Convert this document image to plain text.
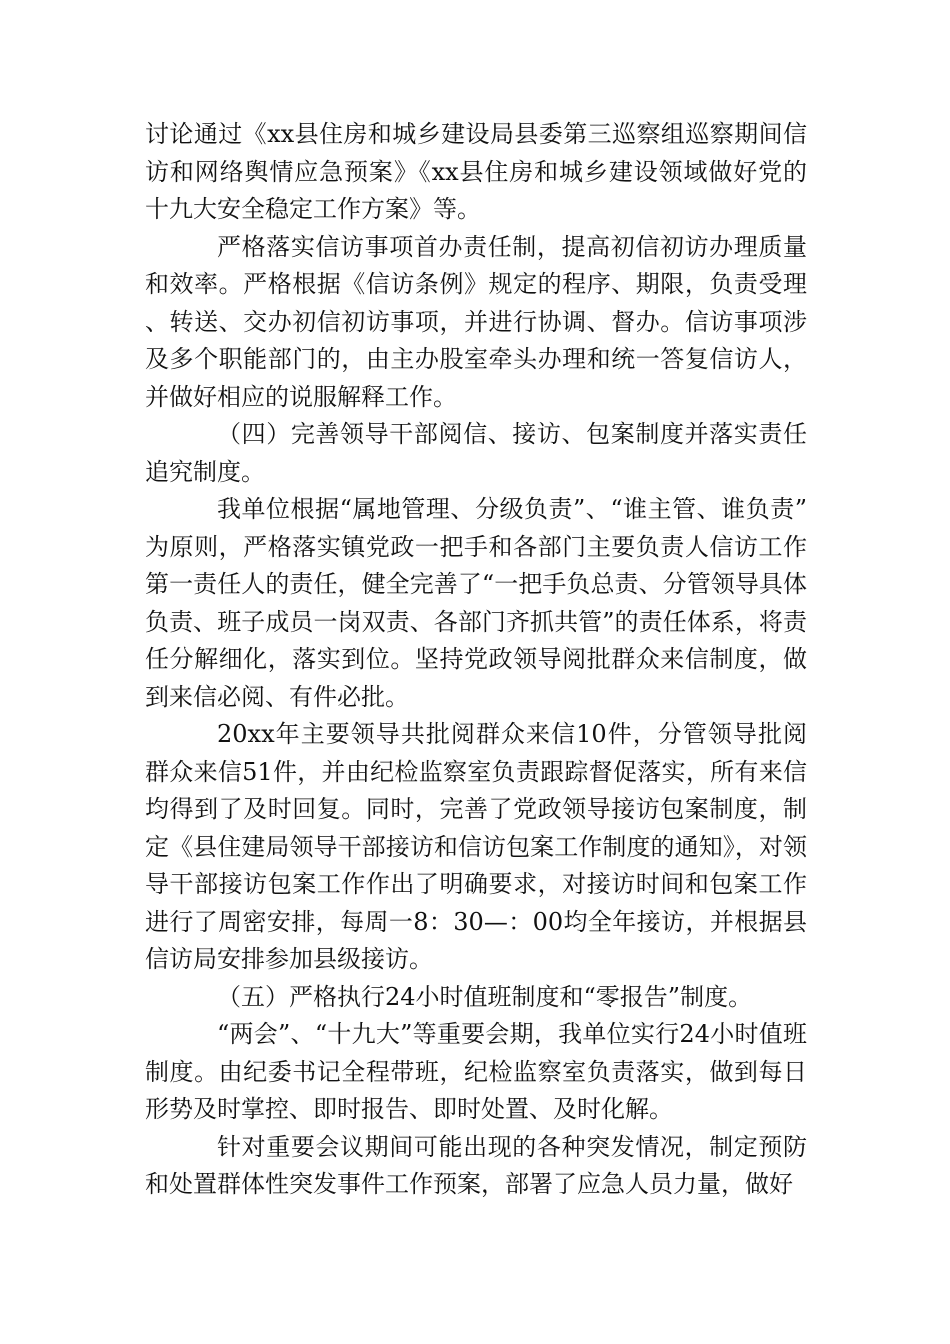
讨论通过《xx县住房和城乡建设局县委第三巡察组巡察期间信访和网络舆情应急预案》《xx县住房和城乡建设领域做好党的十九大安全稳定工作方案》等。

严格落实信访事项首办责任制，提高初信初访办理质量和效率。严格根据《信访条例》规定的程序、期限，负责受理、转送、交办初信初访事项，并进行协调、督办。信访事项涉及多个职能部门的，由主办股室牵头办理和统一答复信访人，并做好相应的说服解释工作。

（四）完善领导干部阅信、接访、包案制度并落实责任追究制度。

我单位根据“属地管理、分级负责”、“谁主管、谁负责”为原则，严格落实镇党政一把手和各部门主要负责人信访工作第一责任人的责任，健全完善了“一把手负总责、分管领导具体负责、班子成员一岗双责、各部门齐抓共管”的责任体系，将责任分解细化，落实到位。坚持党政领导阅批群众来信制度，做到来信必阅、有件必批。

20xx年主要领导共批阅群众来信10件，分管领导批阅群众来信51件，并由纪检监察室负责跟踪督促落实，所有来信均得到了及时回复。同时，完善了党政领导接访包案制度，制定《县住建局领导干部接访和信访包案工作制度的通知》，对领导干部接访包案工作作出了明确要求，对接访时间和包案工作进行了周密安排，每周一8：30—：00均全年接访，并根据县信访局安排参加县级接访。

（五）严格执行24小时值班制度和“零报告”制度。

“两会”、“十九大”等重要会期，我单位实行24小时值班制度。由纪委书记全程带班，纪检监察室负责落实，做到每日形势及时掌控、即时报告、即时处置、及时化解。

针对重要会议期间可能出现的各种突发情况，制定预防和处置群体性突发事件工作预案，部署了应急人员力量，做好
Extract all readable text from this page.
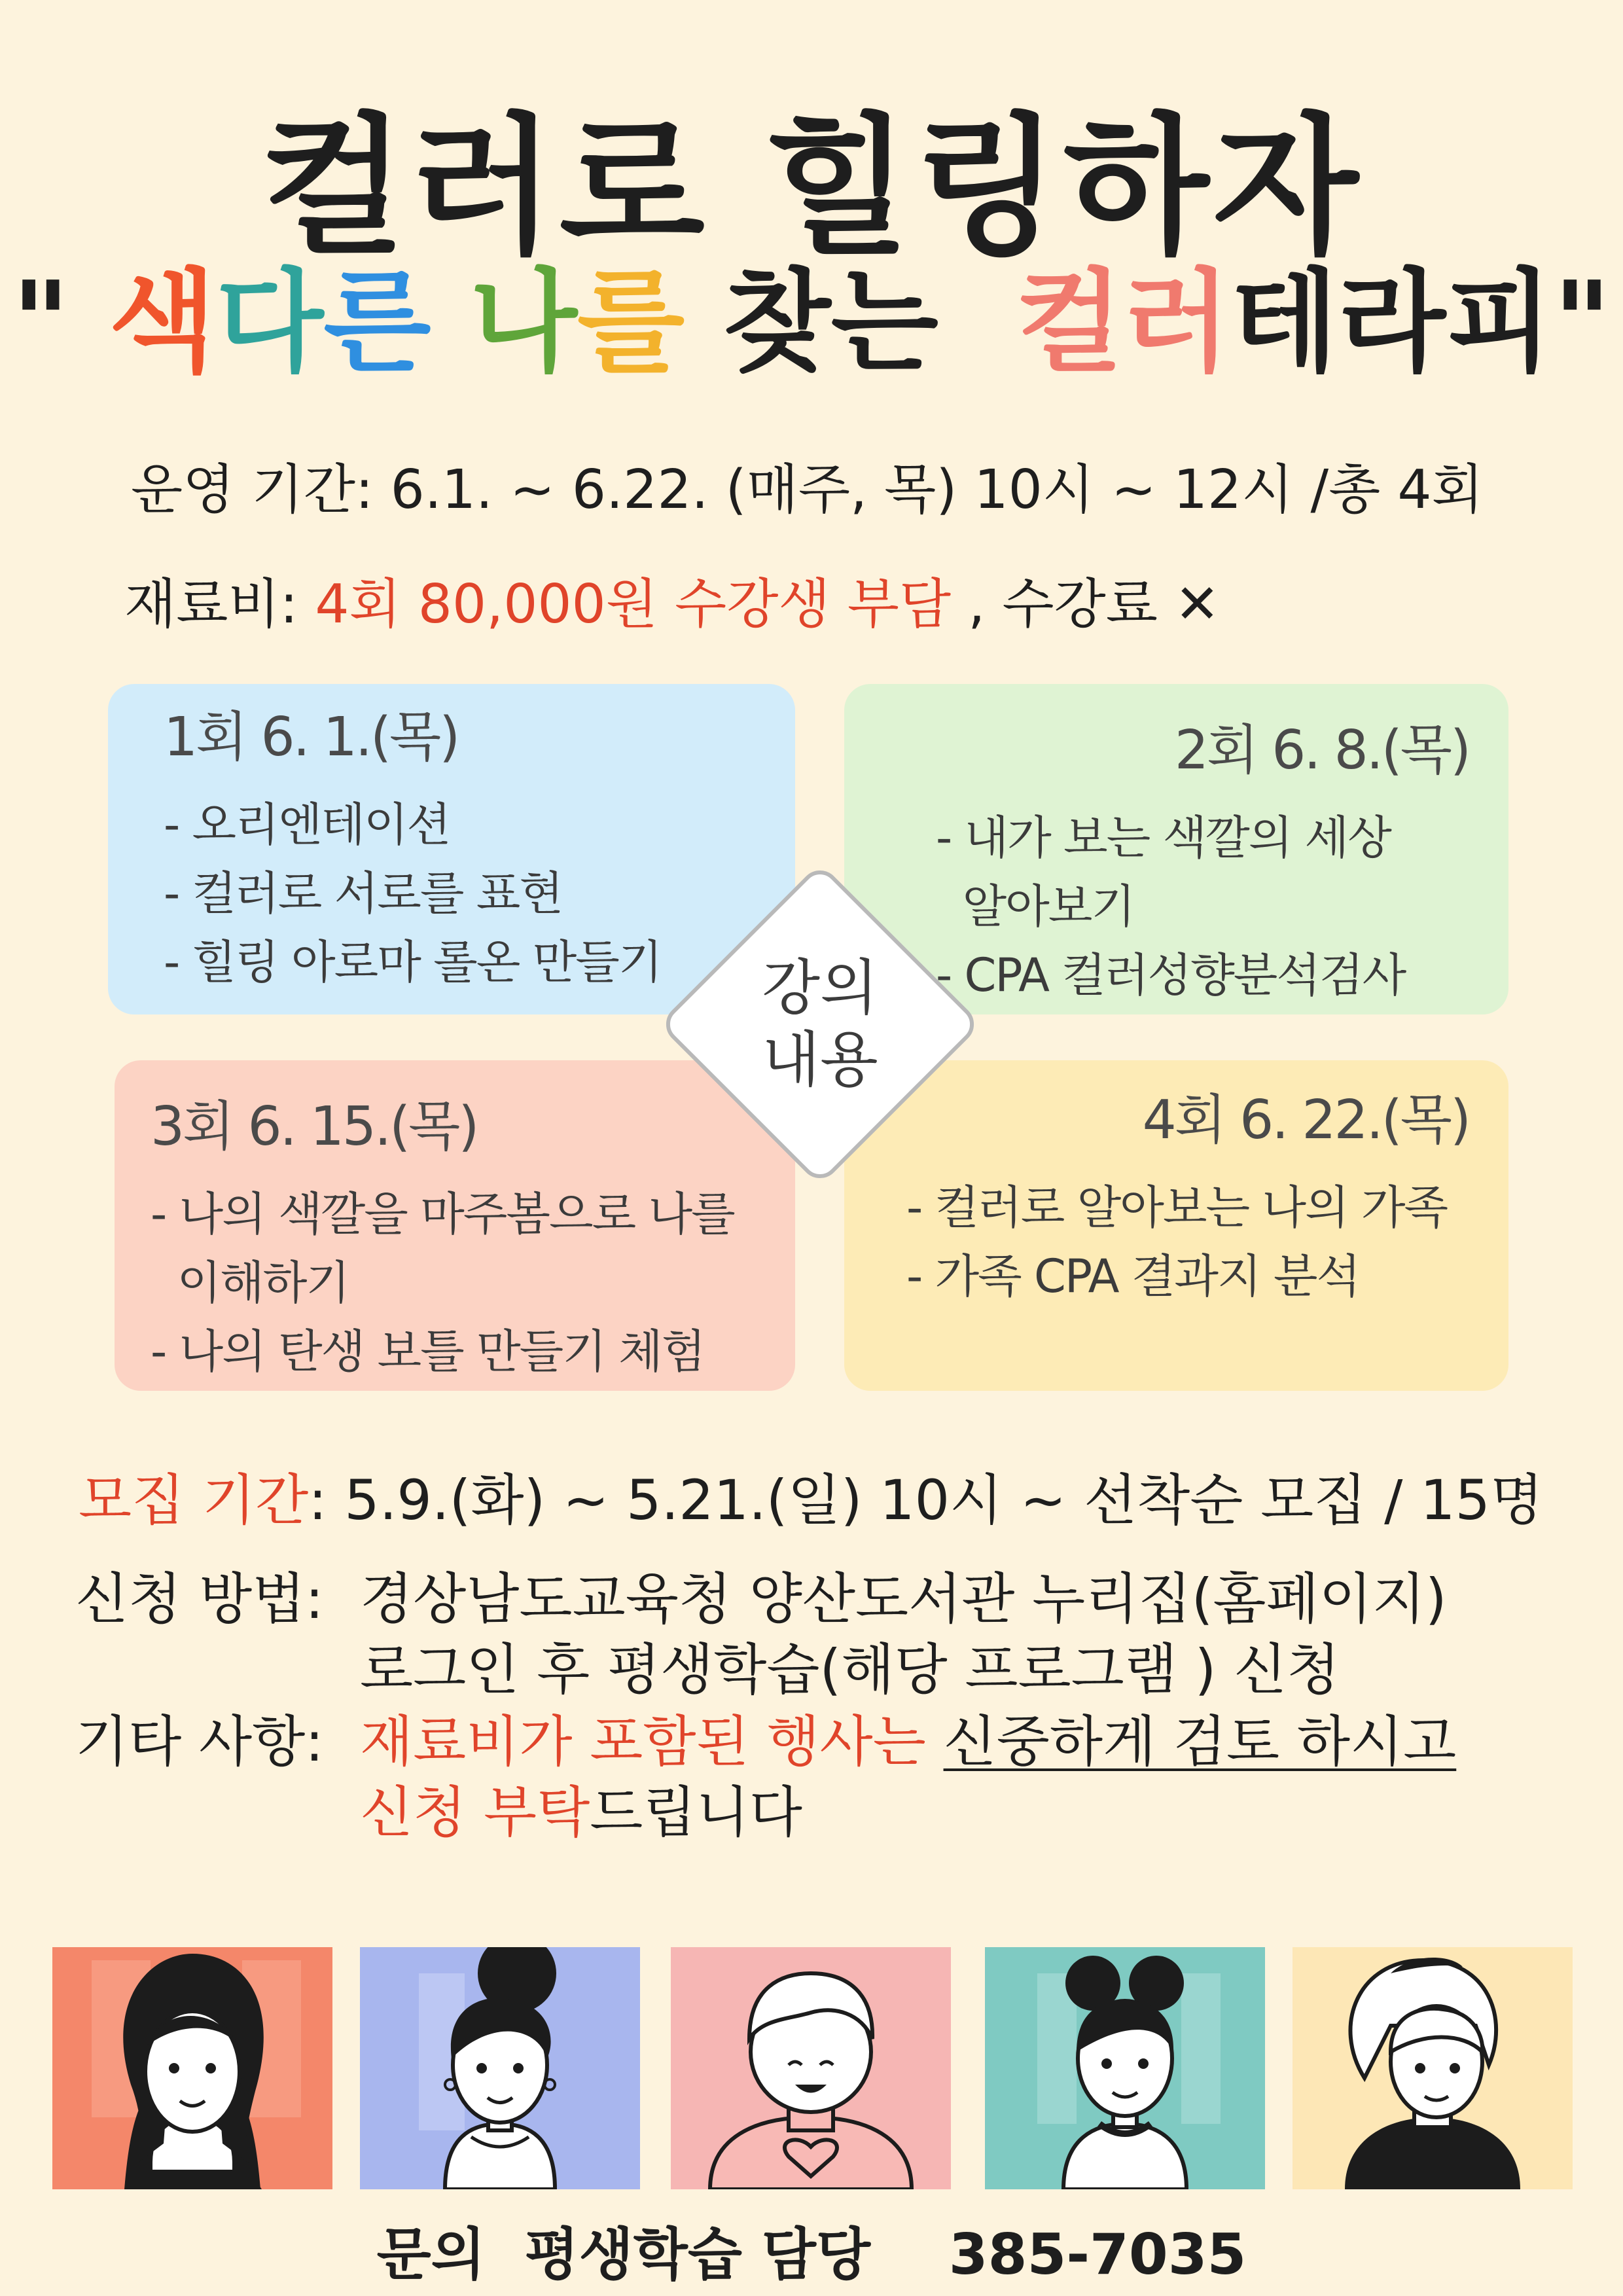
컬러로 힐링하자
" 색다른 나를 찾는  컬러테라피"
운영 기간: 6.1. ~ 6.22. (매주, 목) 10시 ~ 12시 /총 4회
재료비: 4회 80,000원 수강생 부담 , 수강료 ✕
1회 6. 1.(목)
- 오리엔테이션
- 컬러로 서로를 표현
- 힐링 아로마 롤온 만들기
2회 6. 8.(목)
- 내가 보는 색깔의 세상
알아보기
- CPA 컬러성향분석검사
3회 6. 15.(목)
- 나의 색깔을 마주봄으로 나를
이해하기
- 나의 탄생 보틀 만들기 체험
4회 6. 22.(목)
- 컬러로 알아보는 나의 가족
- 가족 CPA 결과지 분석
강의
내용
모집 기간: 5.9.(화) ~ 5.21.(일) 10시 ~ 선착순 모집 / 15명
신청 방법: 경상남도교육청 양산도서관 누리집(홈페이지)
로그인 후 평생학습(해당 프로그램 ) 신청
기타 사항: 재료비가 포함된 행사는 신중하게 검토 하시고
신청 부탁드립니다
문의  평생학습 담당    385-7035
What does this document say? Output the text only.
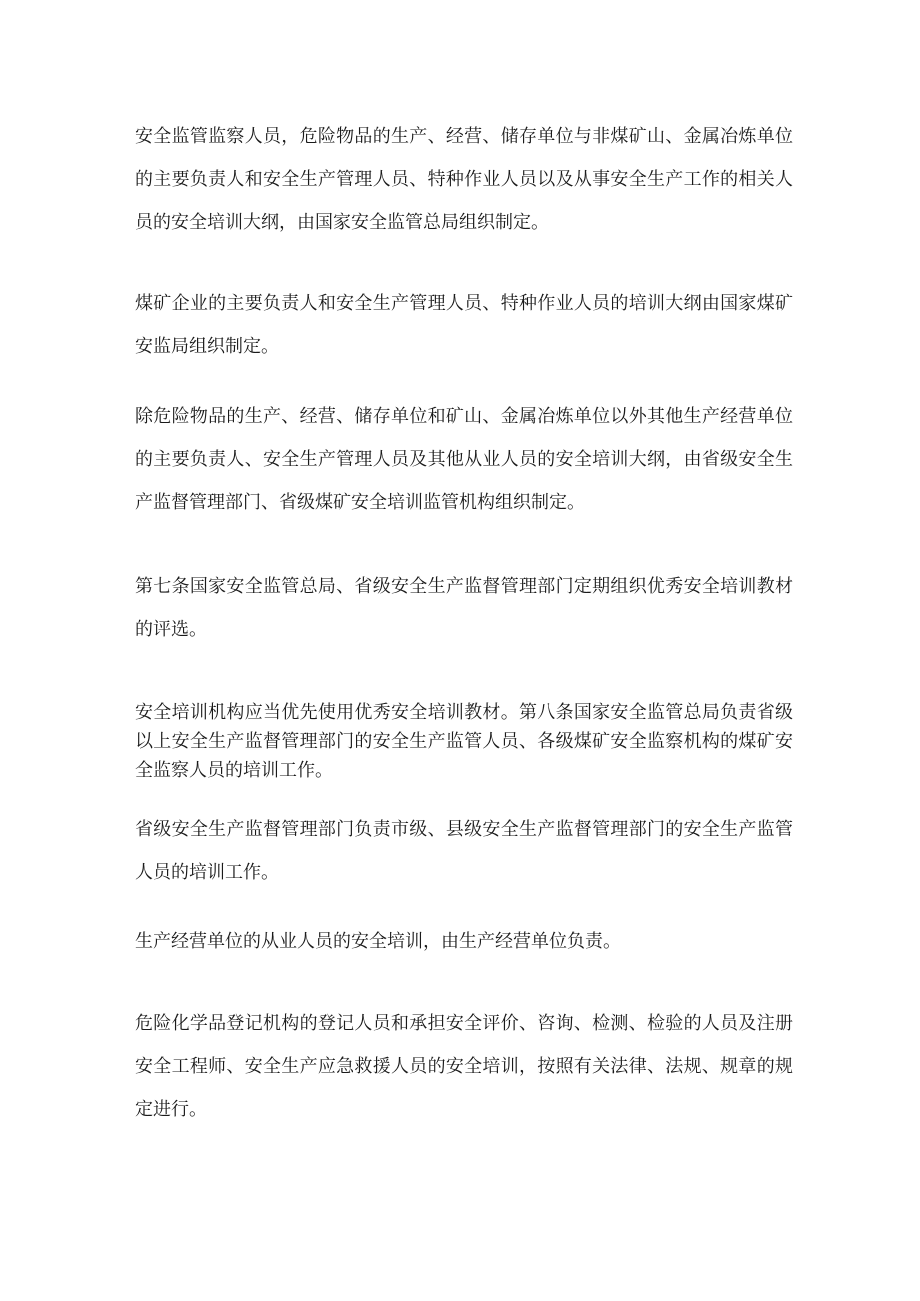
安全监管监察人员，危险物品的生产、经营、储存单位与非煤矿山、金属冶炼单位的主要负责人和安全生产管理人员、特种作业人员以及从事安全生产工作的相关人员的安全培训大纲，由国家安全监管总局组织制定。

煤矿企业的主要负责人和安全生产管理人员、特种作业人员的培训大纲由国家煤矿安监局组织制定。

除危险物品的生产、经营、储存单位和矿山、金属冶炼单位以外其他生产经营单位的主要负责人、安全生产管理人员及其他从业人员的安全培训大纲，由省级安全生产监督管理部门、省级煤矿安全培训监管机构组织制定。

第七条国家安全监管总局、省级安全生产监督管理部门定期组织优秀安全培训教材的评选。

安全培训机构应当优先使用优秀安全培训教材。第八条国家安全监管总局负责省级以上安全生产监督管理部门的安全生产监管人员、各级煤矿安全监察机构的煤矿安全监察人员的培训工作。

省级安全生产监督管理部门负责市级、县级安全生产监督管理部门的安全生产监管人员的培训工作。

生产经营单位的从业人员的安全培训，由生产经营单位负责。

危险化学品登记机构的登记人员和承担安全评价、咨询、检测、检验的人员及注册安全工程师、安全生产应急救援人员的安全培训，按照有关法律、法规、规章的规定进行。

——

### STATED GOAL
Say only how many lines in the records carry the word "평생학습".

### REPLY TO THE TASK
2